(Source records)

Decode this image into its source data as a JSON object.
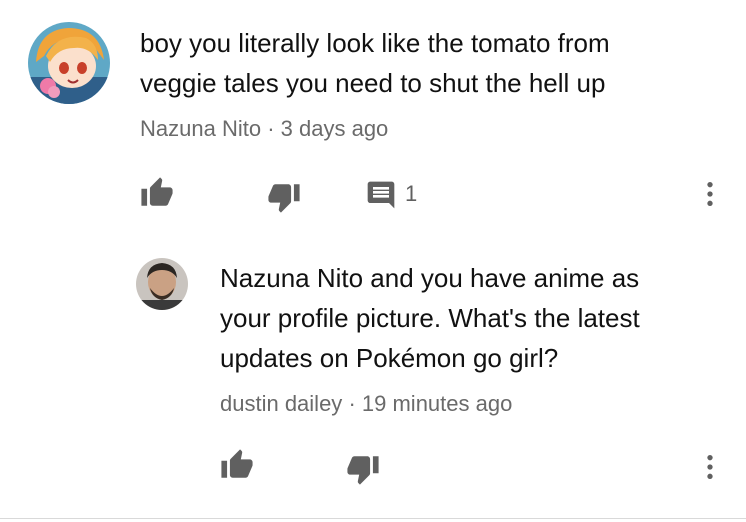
{
  "comment": {
    "text_line1": "boy you literally look like the tomato from",
    "text_line2": "veggie tales you need to shut the hell up",
    "author": "Nazuna Nito",
    "separator": "·",
    "time": "3 days ago",
    "reply_count": "1"
  },
  "reply": {
    "text_line1": "Nazuna Nito and you have anime as",
    "text_line2": "your profile picture. What's the latest",
    "text_line3": "updates on Pokémon go girl?",
    "author": "dustin dailey",
    "separator": "·",
    "time": "19 minutes ago"
  },
  "icons": {
    "like": "thumbs-up-icon",
    "dislike": "thumbs-down-icon",
    "reply": "comment-icon",
    "more": "more-vertical-icon"
  },
  "colors": {
    "icon": "#606060",
    "text": "#111111",
    "meta": "#6a6a6a"
  }
}
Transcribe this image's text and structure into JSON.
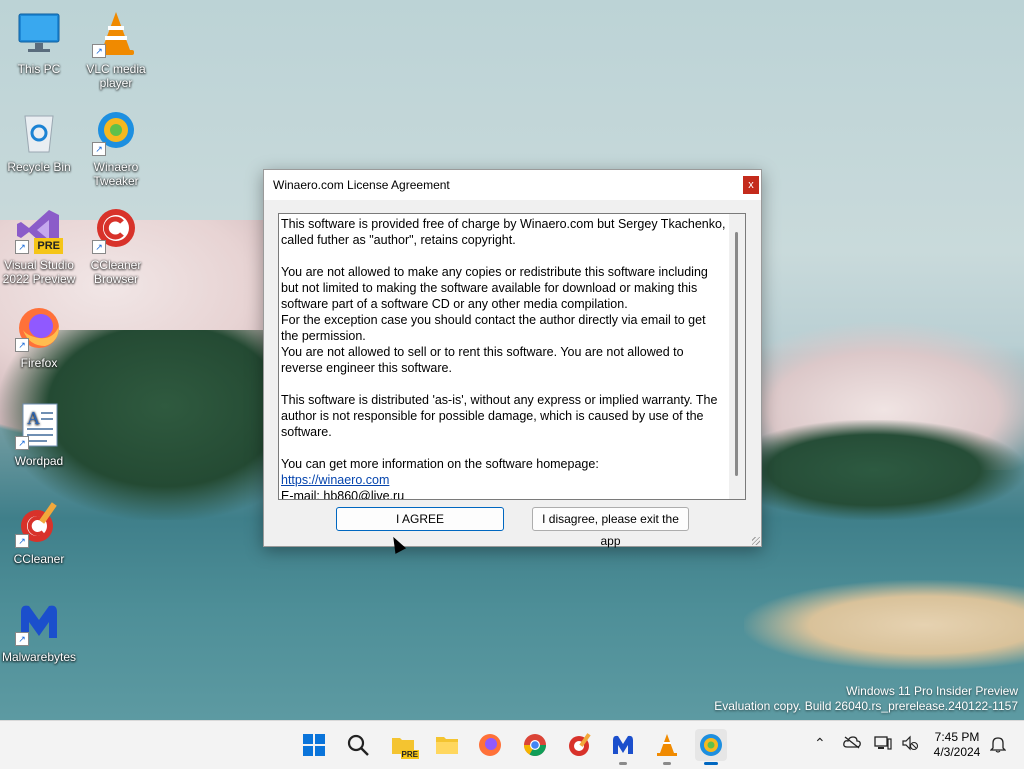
{
  "desktop": {
    "icons": [
      {
        "label": "This PC",
        "icon": "this-pc-icon"
      },
      {
        "label": "VLC media player",
        "icon": "vlc-icon"
      },
      {
        "label": "Recycle Bin",
        "icon": "recycle-bin-icon"
      },
      {
        "label": "Winaero Tweaker",
        "icon": "winaero-tweaker-icon"
      },
      {
        "label": "Visual Studio 2022 Preview",
        "icon": "visual-studio-icon"
      },
      {
        "label": "CCleaner Browser",
        "icon": "ccleaner-browser-icon"
      },
      {
        "label": "Firefox",
        "icon": "firefox-icon"
      },
      {
        "label": "Wordpad",
        "icon": "wordpad-icon"
      },
      {
        "label": "CCleaner",
        "icon": "ccleaner-icon"
      },
      {
        "label": "Malwarebytes",
        "icon": "malwarebytes-icon"
      }
    ],
    "vs_badge": "PRE",
    "watermark": {
      "line1": "Windows 11 Pro Insider Preview",
      "line2": "Evaluation copy. Build 26040.rs_prerelease.240122-1157"
    }
  },
  "dialog": {
    "title": "Winaero.com License Agreement",
    "close_label": "x",
    "text_paragraphs": [
      "This software is provided free of charge by Winaero.com but Sergey Tkachenko, called futher as \"author\", retains copyright.",
      "You are not allowed to make any copies or redistribute this software including but not limited to making the software available for download or making this software part of a software CD or any other media compilation.\nFor the exception case you should contact the author directly via email to get the permission.\nYou are not allowed to sell or to rent this software. You are not allowed to reverse engineer this software.",
      "This software is distributed 'as-is', without any express or implied warranty. The author is not responsible for possible damage, which is caused by use of the software.",
      "You can get more information on the software homepage:"
    ],
    "homepage_link": "https://winaero.com",
    "email_line": "E-mail: hb860@live.ru",
    "agree_button": "I AGREE",
    "disagree_button": "I disagree, please exit the app"
  },
  "taskbar": {
    "pinned": [
      {
        "name": "start-button",
        "icon": "windows-logo-icon"
      },
      {
        "name": "search-button",
        "icon": "search-icon"
      },
      {
        "name": "taskbar-app-file-explorer-canary",
        "icon": "explorer-pre-icon"
      },
      {
        "name": "taskbar-app-file-explorer",
        "icon": "folder-icon"
      },
      {
        "name": "taskbar-app-firefox",
        "icon": "firefox-icon"
      },
      {
        "name": "taskbar-app-chrome",
        "icon": "chrome-icon"
      },
      {
        "name": "taskbar-app-ccleaner",
        "icon": "ccleaner-icon"
      },
      {
        "name": "taskbar-app-malwarebytes",
        "icon": "malwarebytes-icon"
      },
      {
        "name": "taskbar-app-vlc",
        "icon": "vlc-icon"
      },
      {
        "name": "taskbar-app-winaero-tweaker",
        "icon": "winaero-tweaker-icon"
      }
    ],
    "pre_badge": "PRE",
    "clock": {
      "time": "7:45 PM",
      "date": "4/3/2024"
    }
  }
}
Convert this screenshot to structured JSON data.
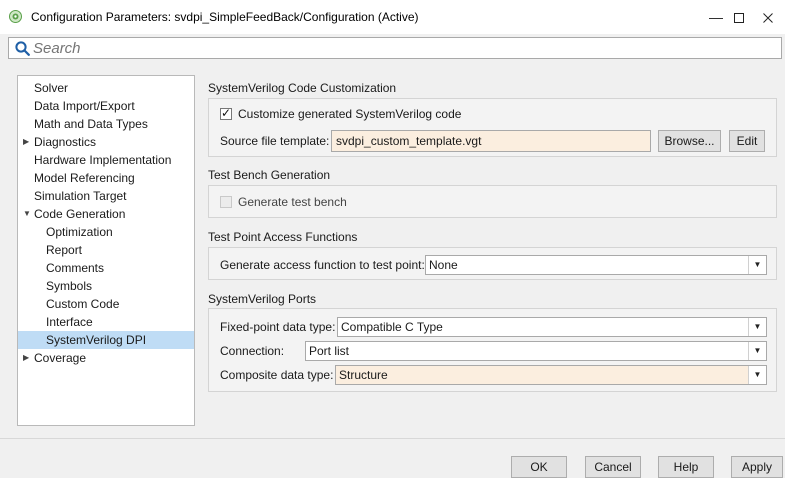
{
  "window": {
    "title": "Configuration Parameters: svdpi_SimpleFeedBack/Configuration (Active)",
    "minimize": "—",
    "maximize": "☐",
    "close": "✕"
  },
  "search": {
    "placeholder": "Search"
  },
  "tree": {
    "items": [
      {
        "label": "Solver"
      },
      {
        "label": "Data Import/Export"
      },
      {
        "label": "Math and Data Types"
      },
      {
        "label": "Diagnostics",
        "arrow": "▶"
      },
      {
        "label": "Hardware Implementation"
      },
      {
        "label": "Model Referencing"
      },
      {
        "label": "Simulation Target"
      },
      {
        "label": "Code Generation",
        "arrow": "▼"
      },
      {
        "label": "Optimization"
      },
      {
        "label": "Report"
      },
      {
        "label": "Comments"
      },
      {
        "label": "Symbols"
      },
      {
        "label": "Custom Code"
      },
      {
        "label": "Interface"
      },
      {
        "label": "SystemVerilog DPI",
        "selected": true
      },
      {
        "label": "Coverage",
        "arrow": "▶"
      }
    ]
  },
  "sections": {
    "customization": {
      "title": "SystemVerilog Code Customization",
      "customize_label": "Customize generated SystemVerilog code",
      "customize_checked": true,
      "check_mark": "✓",
      "template_label": "Source file template:",
      "template_value": "svdpi_custom_template.vgt",
      "browse_label": "Browse...",
      "edit_label": "Edit"
    },
    "testbench": {
      "title": "Test Bench Generation",
      "generate_label": "Generate test bench",
      "generate_checked": false
    },
    "testpoint": {
      "title": "Test Point Access Functions",
      "access_label": "Generate access function to test point:",
      "access_value": "None"
    },
    "ports": {
      "title": "SystemVerilog Ports",
      "fixed_label": "Fixed-point data type:",
      "fixed_value": "Compatible C Type",
      "connection_label": "Connection:",
      "connection_value": "Port list",
      "composite_label": "Composite data type:",
      "composite_value": "Structure"
    }
  },
  "dropdown_arrow": "▼",
  "footer": {
    "ok": "OK",
    "cancel": "Cancel",
    "help": "Help",
    "apply": "Apply"
  },
  "colors": {
    "selected_tree": "#bfdcf5",
    "modified_field": "#fbeedf",
    "app_icon": "#5aa04a"
  }
}
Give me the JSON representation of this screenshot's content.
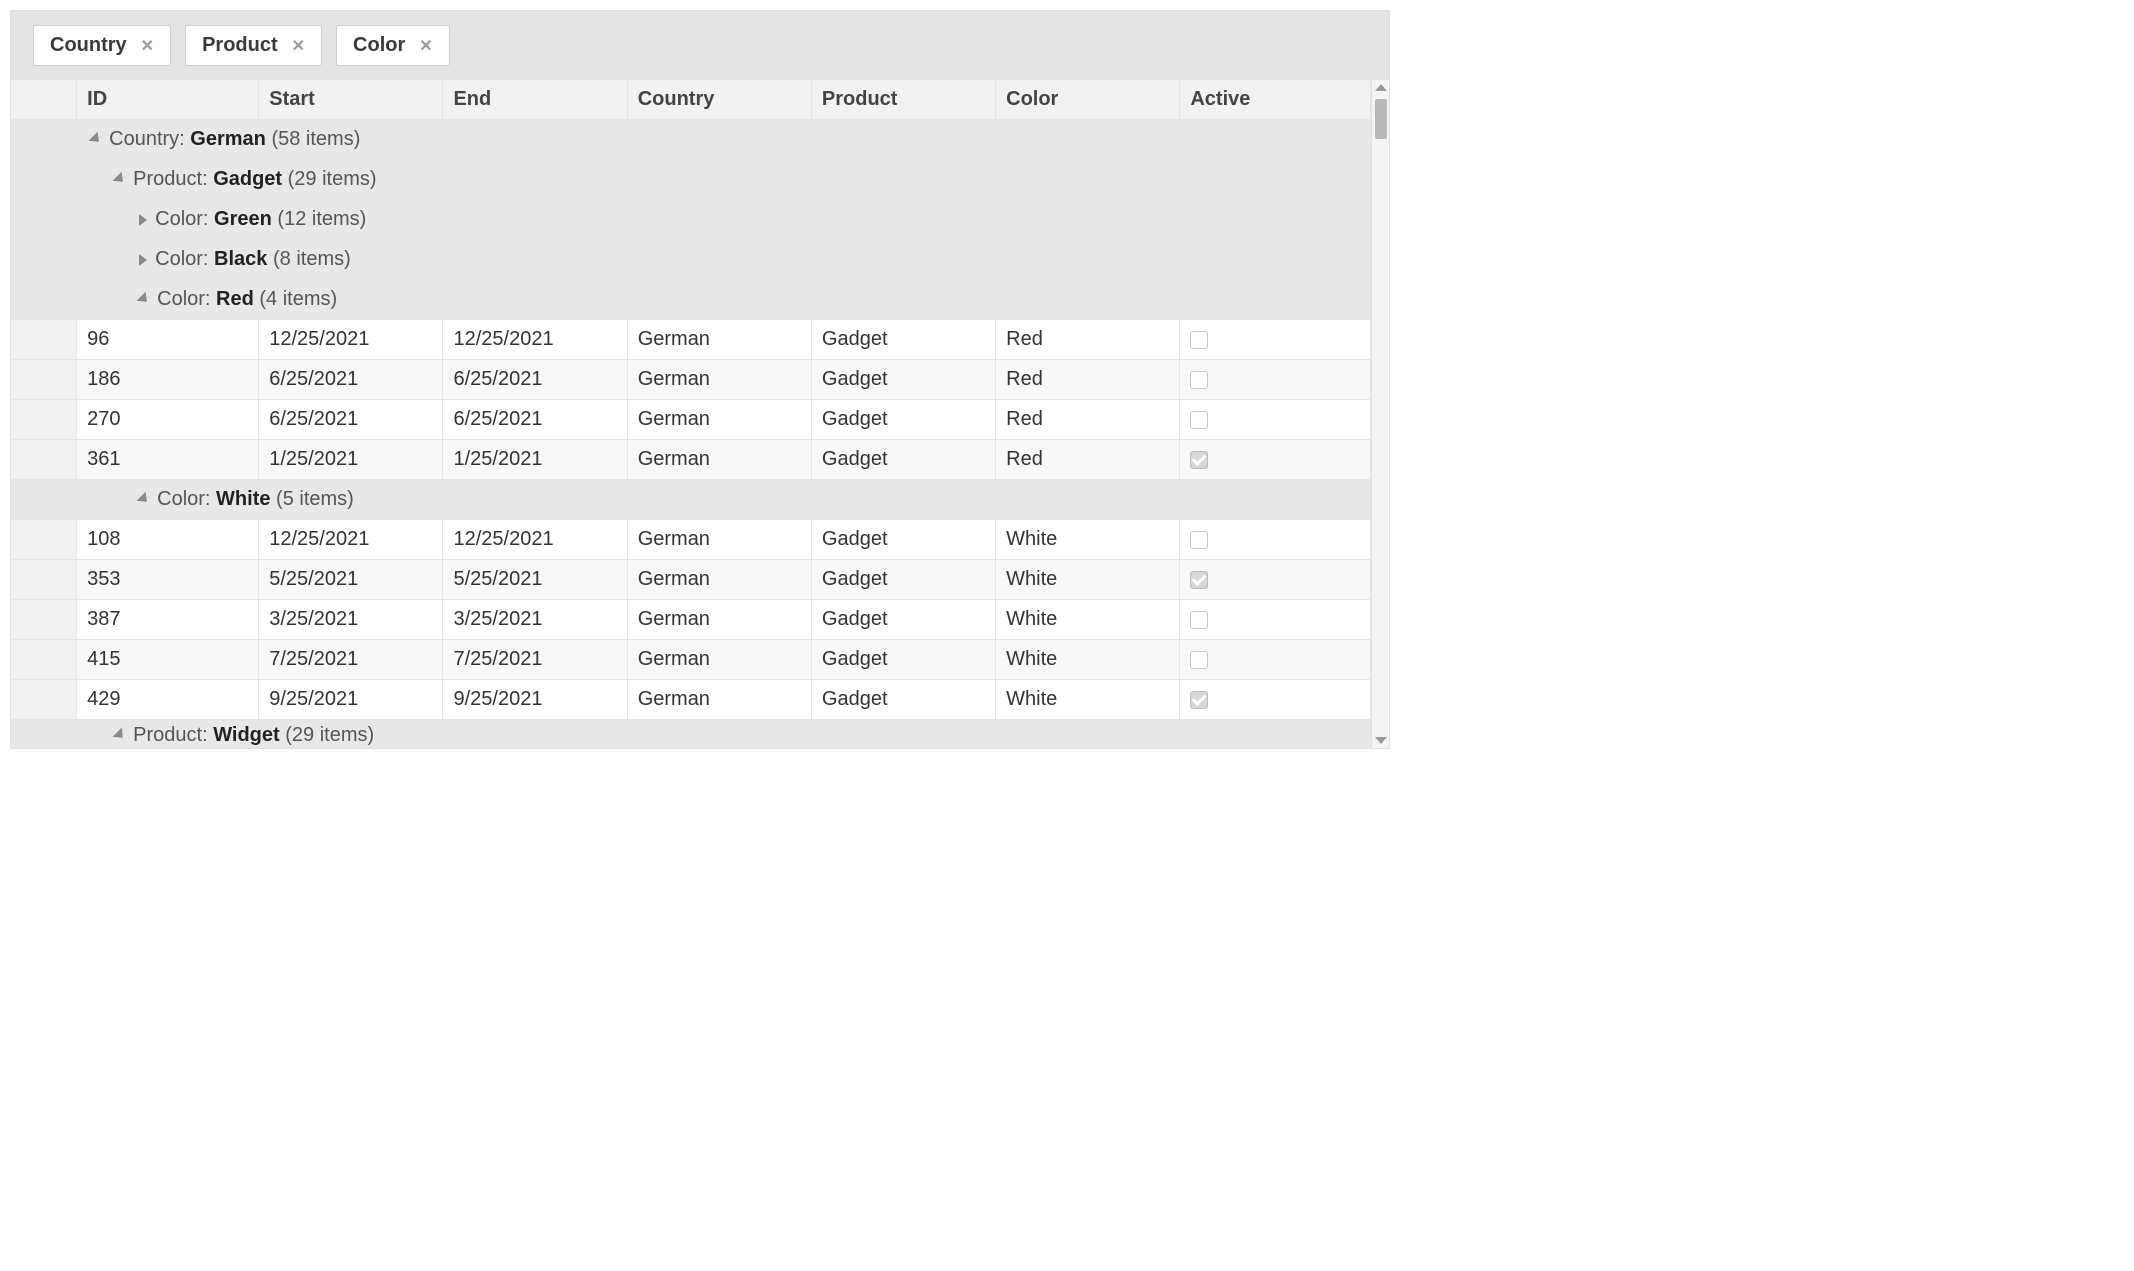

* Objective: Take the data above and repeat it exactly, leaving each picture out.

* Solution for this task:
Decode this image into its source data as a JSON object.
{
  "comment": {
    "text_line1": "boy you literally look like the tomato from",
    "text_line2": "veggie tales you need to shut the hell up",
    "author": "Nazuna Nito",
    "separator": "·",
    "time": "3 days ago",
    "reply_count": "1"
  },
  "reply": {
    "text_line1": "Nazuna Nito and you have anime as",
    "text_line2": "your profile picture. What's the latest",
    "text_line3": "updates on Pokémon go girl?",
    "author": "dustin dailey",
    "separator": "·",
    "time": "19 minutes ago"
  },
  "icons": {
    "like": "thumbs-up-icon",
    "dislike": "thumbs-down-icon",
    "reply": "comment-icon",
    "more": "more-vertical-icon"
  },
  "colors": {
    "icon": "#606060",
    "text": "#111111",
    "meta": "#6a6a6a"
  }
}
Transcribe this image's text and structure into JSON.
{
  "desktop": {
    "icons": [
      {
        "label": "This PC",
        "icon": "this-pc-icon"
      },
      {
        "label": "VLC media player",
        "icon": "vlc-icon"
      },
      {
        "label": "Recycle Bin",
        "icon": "recycle-bin-icon"
      },
      {
        "label": "Winaero Tweaker",
        "icon": "winaero-tweaker-icon"
      },
      {
        "label": "Visual Studio 2022 Preview",
        "icon": "visual-studio-icon"
      },
      {
        "label": "CCleaner Browser",
        "icon": "ccleaner-browser-icon"
      },
      {
        "label": "Firefox",
        "icon": "firefox-icon"
      },
      {
        "label": "Wordpad",
        "icon": "wordpad-icon"
      },
      {
        "label": "CCleaner",
        "icon": "ccleaner-icon"
      },
      {
        "label": "Malwarebytes",
        "icon": "malwarebytes-icon"
      }
    ],
    "vs_badge": "PRE",
    "watermark": {
      "line1": "Windows 11 Pro Insider Preview",
      "line2": "Evaluation copy. Build 26040.rs_prerelease.240122-1157"
    }
  },
  "dialog": {
    "title": "Winaero.com License Agreement",
    "close_label": "x",
    "text_paragraphs": [
      "This software is provided free of charge by Winaero.com but Sergey Tkachenko, called futher as \"author\", retains copyright.",
      "You are not allowed to make any copies or redistribute this software including but not limited to making the software available for download or making this software part of a software CD or any other media compilation.\nFor the exception case you should contact the author directly via email to get the permission.\nYou are not allowed to sell or to rent this software. You are not allowed to reverse engineer this software.",
      "This software is distributed 'as-is', without any express or implied warranty. The author is not responsible for possible damage, which is caused by use of the software.",
      "You can get more information on the software homepage:"
    ],
    "homepage_link": "https://winaero.com",
    "email_line": "E-mail: hb860@live.ru",
    "agree_button": "I AGREE",
    "disagree_button": "I disagree, please exit the app"
  },
  "taskbar": {
    "pinned": [
      {
        "name": "start-button",
        "icon": "windows-logo-icon"
      },
      {
        "name": "search-button",
        "icon": "search-icon"
      },
      {
        "name": "taskbar-app-file-explorer-canary",
        "icon": "explorer-pre-icon"
      },
      {
        "name": "taskbar-app-file-explorer",
        "icon": "folder-icon"
      },
      {
        "name": "taskbar-app-firefox",
        "icon": "firefox-icon"
      },
      {
        "name": "taskbar-app-chrome",
        "icon": "chrome-icon"
      },
      {
        "name": "taskbar-app-ccleaner",
        "icon": "ccleaner-icon"
      },
      {
        "name": "taskbar-app-malwarebytes",
        "icon": "malwarebytes-icon"
      },
      {
        "name": "taskbar-app-vlc",
        "icon": "vlc-icon"
      },
      {
        "name": "taskbar-app-winaero-tweaker",
        "icon": "winaero-tweaker-icon"
      }
    ],
    "pre_badge": "PRE",
    "clock": {
      "time": "7:45 PM",
      "date": "4/3/2024"
    }
  }
}
Convert this screenshot to structured JSON data.
{
  "window": {
    "title": "Configuration Parameters: svdpi_SimpleFeedBack/Configuration (Active)",
    "minimize": "—",
    "maximize": "☐",
    "close": "✕"
  },
  "search": {
    "placeholder": "Search"
  },
  "tree": {
    "items": [
      {
        "label": "Solver"
      },
      {
        "label": "Data Import/Export"
      },
      {
        "label": "Math and Data Types"
      },
      {
        "label": "Diagnostics",
        "arrow": "▶"
      },
      {
        "label": "Hardware Implementation"
      },
      {
        "label": "Model Referencing"
      },
      {
        "label": "Simulation Target"
      },
      {
        "label": "Code Generation",
        "arrow": "▼"
      },
      {
        "label": "Optimization"
      },
      {
        "label": "Report"
      },
      {
        "label": "Comments"
      },
      {
        "label": "Symbols"
      },
      {
        "label": "Custom Code"
      },
      {
        "label": "Interface"
      },
      {
        "label": "SystemVerilog DPI",
        "selected": true
      },
      {
        "label": "Coverage",
        "arrow": "▶"
      }
    ]
  },
  "sections": {
    "customization": {
      "title": "SystemVerilog Code Customization",
      "customize_label": "Customize generated SystemVerilog code",
      "customize_checked": true,
      "check_mark": "✓",
      "template_label": "Source file template:",
      "template_value": "svdpi_custom_template.vgt",
      "browse_label": "Browse...",
      "edit_label": "Edit"
    },
    "testbench": {
      "title": "Test Bench Generation",
      "generate_label": "Generate test bench",
      "generate_checked": false
    },
    "testpoint": {
      "title": "Test Point Access Functions",
      "access_label": "Generate access function to test point:",
      "access_value": "None"
    },
    "ports": {
      "title": "SystemVerilog Ports",
      "fixed_label": "Fixed-point data type:",
      "fixed_value": "Compatible C Type",
      "connection_label": "Connection:",
      "connection_value": "Port list",
      "composite_label": "Composite data type:",
      "composite_value": "Structure"
    }
  },
  "dropdown_arrow": "▼",
  "footer": {
    "ok": "OK",
    "cancel": "Cancel",
    "help": "Help",
    "apply": "Apply"
  },
  "colors": {
    "selected_tree": "#bfdcf5",
    "modified_field": "#fbeedf",
    "app_icon": "#5aa04a"
  }
}
Give me the JSON representation of this screenshot's content.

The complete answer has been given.